GIVEN REQUEST: Return every entry exactly.

(Entries from a dataset)
════
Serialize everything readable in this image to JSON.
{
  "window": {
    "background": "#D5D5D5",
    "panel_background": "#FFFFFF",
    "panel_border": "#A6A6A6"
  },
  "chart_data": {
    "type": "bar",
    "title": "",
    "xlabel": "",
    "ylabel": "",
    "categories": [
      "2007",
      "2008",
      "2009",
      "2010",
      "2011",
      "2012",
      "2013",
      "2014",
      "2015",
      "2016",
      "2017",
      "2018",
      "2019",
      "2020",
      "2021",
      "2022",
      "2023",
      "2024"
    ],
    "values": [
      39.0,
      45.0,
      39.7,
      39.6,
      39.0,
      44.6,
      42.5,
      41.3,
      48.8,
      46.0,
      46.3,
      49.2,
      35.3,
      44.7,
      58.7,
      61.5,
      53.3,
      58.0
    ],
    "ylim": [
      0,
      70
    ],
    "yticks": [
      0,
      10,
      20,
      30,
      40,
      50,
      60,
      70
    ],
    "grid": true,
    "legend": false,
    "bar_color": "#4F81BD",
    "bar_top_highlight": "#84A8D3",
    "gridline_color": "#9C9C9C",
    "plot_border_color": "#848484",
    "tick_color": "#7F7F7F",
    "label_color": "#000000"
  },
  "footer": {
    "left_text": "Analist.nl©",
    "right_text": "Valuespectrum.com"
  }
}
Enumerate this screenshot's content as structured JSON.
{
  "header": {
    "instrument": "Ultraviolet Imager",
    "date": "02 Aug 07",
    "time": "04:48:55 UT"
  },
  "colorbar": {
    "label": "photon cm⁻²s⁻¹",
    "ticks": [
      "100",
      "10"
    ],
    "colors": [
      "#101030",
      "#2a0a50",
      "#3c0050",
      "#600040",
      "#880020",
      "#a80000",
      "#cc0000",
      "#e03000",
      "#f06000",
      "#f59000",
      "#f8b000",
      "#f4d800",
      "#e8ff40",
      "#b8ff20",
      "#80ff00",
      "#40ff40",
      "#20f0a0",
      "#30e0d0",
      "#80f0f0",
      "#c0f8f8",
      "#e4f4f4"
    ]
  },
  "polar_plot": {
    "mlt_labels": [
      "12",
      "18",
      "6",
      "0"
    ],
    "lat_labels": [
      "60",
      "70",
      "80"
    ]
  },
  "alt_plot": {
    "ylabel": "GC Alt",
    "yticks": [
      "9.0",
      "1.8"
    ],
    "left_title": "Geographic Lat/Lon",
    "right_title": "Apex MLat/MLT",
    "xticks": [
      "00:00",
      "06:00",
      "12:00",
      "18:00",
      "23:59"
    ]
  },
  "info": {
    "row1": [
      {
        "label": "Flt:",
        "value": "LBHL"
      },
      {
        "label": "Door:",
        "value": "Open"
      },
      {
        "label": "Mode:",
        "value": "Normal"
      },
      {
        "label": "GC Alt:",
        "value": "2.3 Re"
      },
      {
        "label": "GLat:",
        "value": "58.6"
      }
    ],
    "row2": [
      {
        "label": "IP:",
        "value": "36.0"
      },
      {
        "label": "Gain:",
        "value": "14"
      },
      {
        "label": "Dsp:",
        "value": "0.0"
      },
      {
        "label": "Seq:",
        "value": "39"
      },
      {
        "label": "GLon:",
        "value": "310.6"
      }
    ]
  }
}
════
RIGHT ANSWER:
Serialize everything readable in this image to JSON.
{
  "window": {
    "background": "#D5D5D5",
    "panel_background": "#FFFFFF",
    "panel_border": "#A6A6A6"
  },
  "chart_data": {
    "type": "bar",
    "title": "",
    "xlabel": "",
    "ylabel": "",
    "categories": [
      "2007",
      "2008",
      "2009",
      "2010",
      "2011",
      "2012",
      "2013",
      "2014",
      "2015",
      "2016",
      "2017",
      "2018",
      "2019",
      "2020",
      "2021",
      "2022",
      "2023",
      "2024"
    ],
    "values": [
      39.0,
      45.0,
      39.7,
      39.6,
      39.0,
      44.6,
      42.5,
      41.3,
      48.8,
      46.0,
      46.3,
      49.2,
      35.3,
      44.7,
      58.7,
      61.5,
      53.3,
      58.0
    ],
    "ylim": [
      0,
      70
    ],
    "yticks": [
      0,
      10,
      20,
      30,
      40,
      50,
      60,
      70
    ],
    "grid": true,
    "legend": false,
    "bar_color": "#4F81BD",
    "bar_top_highlight": "#84A8D3",
    "gridline_color": "#9C9C9C",
    "plot_border_color": "#848484",
    "tick_color": "#7F7F7F",
    "label_color": "#000000"
  },
  "footer": {
    "left_text": "Analist.nl©",
    "right_text": "Valuespectrum.com"
  }
}
Enumerate this screenshot's content as structured JSON.
{
  "header": {
    "instrument": "Ultraviolet Imager",
    "date": "02 Aug 07",
    "time": "04:48:55 UT"
  },
  "colorbar": {
    "label": "photon cm⁻²s⁻¹",
    "ticks": [
      "100",
      "10"
    ],
    "colors": [
      "#101030",
      "#2a0a50",
      "#3c0050",
      "#600040",
      "#880020",
      "#a80000",
      "#cc0000",
      "#e03000",
      "#f06000",
      "#f59000",
      "#f8b000",
      "#f4d800",
      "#e8ff40",
      "#b8ff20",
      "#80ff00",
      "#40ff40",
      "#20f0a0",
      "#30e0d0",
      "#80f0f0",
      "#c0f8f8",
      "#e4f4f4"
    ]
  },
  "polar_plot": {
    "mlt_labels": [
      "12",
      "18",
      "6",
      "0"
    ],
    "lat_labels": [
      "60",
      "70",
      "80"
    ]
  },
  "alt_plot": {
    "ylabel": "GC Alt",
    "yticks": [
      "9.0",
      "1.8"
    ],
    "left_title": "Geographic Lat/Lon",
    "right_title": "Apex MLat/MLT",
    "xticks": [
      "00:00",
      "06:00",
      "12:00",
      "18:00",
      "23:59"
    ]
  },
  "info": {
    "row1": [
      {
        "label": "Flt:",
        "value": "LBHL"
      },
      {
        "label": "Door:",
        "value": "Open"
      },
      {
        "label": "Mode:",
        "value": "Normal"
      },
      {
        "label": "GC Alt:",
        "value": "2.3 Re"
      },
      {
        "label": "GLat:",
        "value": "58.6"
      }
    ],
    "row2": [
      {
        "label": "IP:",
        "value": "36.0"
      },
      {
        "label": "Gain:",
        "value": "14"
      },
      {
        "label": "Dsp:",
        "value": "0.0"
      },
      {
        "label": "Seq:",
        "value": "39"
      },
      {
        "label": "GLon:",
        "value": "310.6"
      }
    ]
  }
}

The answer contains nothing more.